▶ Aim:
From the records below, pull each line that has "page".

★ ★ ★

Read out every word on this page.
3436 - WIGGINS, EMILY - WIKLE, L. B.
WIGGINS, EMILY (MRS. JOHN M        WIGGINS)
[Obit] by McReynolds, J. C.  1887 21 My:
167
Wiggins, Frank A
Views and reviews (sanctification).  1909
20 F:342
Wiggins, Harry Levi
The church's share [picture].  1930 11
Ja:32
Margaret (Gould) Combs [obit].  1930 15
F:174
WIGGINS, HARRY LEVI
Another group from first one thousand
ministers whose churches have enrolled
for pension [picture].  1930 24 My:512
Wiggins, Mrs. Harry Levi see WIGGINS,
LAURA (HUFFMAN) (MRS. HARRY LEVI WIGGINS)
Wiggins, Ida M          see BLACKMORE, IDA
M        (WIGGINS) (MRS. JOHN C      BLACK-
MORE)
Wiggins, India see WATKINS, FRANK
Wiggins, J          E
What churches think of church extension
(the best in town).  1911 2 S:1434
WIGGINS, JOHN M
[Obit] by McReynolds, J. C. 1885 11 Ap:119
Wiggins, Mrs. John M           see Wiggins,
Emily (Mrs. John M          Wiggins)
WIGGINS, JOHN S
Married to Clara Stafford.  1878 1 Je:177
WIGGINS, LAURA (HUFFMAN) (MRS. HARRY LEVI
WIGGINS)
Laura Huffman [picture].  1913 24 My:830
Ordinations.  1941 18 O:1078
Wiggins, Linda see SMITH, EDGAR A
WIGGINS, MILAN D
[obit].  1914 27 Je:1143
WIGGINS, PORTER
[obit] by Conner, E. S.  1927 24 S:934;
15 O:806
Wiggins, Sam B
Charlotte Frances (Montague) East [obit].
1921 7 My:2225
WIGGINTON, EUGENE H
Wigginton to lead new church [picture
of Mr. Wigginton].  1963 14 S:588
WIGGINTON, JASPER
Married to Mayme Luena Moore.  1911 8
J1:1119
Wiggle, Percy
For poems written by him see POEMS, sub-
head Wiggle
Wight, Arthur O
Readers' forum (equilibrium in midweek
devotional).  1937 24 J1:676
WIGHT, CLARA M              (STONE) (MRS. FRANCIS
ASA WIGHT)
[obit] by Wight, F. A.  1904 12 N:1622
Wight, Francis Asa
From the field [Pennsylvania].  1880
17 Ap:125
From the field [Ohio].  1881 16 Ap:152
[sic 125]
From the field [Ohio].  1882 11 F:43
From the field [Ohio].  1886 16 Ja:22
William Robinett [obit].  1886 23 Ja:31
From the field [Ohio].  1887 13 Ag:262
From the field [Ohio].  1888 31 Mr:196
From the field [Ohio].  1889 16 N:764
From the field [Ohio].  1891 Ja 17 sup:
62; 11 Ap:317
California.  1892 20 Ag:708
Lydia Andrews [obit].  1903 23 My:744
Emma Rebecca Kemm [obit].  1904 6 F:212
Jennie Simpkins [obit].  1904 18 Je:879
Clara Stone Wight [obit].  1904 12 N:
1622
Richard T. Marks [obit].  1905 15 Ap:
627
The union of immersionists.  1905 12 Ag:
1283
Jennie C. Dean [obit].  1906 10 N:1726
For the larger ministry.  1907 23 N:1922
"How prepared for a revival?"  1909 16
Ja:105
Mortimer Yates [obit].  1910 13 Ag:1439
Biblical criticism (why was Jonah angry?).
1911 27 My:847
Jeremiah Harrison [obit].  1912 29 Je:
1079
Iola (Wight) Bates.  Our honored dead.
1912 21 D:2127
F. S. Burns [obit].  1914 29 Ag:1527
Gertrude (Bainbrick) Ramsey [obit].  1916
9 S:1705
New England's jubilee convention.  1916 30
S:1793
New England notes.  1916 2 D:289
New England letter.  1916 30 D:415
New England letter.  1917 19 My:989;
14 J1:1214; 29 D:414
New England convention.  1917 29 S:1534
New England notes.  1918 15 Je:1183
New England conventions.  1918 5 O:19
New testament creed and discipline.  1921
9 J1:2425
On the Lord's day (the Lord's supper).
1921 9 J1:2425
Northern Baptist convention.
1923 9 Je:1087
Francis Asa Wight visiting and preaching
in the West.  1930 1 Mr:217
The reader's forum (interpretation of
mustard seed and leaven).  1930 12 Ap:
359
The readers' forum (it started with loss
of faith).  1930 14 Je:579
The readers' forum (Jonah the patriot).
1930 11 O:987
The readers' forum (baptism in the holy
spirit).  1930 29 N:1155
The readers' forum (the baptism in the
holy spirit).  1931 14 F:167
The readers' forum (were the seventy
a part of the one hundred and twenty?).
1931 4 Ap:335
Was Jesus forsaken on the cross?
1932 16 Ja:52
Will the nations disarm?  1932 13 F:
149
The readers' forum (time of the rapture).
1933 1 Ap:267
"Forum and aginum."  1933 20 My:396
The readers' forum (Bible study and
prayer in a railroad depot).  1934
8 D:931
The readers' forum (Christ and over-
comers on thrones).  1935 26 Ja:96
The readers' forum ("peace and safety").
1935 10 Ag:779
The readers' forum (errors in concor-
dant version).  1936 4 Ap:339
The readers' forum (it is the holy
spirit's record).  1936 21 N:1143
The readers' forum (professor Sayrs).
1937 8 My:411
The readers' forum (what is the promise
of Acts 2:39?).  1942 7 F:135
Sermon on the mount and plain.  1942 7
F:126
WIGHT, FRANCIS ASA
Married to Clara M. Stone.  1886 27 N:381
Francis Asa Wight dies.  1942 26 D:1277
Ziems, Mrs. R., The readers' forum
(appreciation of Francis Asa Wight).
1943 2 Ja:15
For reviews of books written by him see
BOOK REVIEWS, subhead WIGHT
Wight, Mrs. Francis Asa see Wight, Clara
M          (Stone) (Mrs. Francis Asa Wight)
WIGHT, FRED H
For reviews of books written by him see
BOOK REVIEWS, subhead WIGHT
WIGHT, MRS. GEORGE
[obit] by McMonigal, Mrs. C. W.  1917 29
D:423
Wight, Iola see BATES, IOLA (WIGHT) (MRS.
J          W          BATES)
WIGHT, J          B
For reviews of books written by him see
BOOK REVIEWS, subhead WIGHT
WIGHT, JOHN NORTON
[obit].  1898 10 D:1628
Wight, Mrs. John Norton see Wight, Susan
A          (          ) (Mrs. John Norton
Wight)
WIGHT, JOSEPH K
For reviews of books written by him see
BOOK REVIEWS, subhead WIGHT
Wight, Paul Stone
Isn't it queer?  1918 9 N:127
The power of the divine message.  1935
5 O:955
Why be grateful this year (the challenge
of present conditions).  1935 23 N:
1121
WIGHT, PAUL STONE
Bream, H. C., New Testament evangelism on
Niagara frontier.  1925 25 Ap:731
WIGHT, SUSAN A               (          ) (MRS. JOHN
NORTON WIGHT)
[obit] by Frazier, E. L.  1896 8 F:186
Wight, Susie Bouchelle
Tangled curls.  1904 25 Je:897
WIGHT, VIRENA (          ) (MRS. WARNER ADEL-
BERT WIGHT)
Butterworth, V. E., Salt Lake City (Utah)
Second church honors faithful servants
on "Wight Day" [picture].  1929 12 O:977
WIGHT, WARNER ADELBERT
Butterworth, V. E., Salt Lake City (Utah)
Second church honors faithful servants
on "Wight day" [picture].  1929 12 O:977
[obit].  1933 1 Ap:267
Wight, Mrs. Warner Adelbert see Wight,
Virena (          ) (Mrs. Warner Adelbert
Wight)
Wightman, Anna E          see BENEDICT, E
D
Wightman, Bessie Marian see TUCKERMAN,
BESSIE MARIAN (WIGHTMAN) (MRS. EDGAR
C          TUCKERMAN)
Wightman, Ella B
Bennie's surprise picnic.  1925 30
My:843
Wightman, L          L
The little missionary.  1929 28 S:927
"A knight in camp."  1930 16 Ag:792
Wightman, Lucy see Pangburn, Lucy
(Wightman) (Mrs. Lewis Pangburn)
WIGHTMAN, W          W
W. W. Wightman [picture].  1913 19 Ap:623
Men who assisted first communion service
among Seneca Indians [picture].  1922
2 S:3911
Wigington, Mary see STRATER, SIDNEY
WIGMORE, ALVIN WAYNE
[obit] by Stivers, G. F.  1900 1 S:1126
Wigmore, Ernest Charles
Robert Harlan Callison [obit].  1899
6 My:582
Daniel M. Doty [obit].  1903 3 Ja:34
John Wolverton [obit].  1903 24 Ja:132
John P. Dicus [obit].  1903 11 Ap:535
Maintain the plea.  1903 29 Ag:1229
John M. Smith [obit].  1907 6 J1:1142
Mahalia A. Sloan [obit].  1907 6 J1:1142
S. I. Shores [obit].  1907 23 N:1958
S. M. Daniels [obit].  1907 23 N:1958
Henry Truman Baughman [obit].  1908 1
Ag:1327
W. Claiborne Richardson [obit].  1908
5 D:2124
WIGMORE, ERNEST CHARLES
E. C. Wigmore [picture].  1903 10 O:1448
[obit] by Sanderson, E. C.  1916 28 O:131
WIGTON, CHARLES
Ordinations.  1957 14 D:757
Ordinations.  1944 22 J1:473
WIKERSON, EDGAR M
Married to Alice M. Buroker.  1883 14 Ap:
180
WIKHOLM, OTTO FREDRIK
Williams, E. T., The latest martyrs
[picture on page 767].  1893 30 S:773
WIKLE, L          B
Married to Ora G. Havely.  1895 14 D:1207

★ ★ ★

▶ The reply:
Read out every word on this page.
[picture on page 767].  1893 30 S:773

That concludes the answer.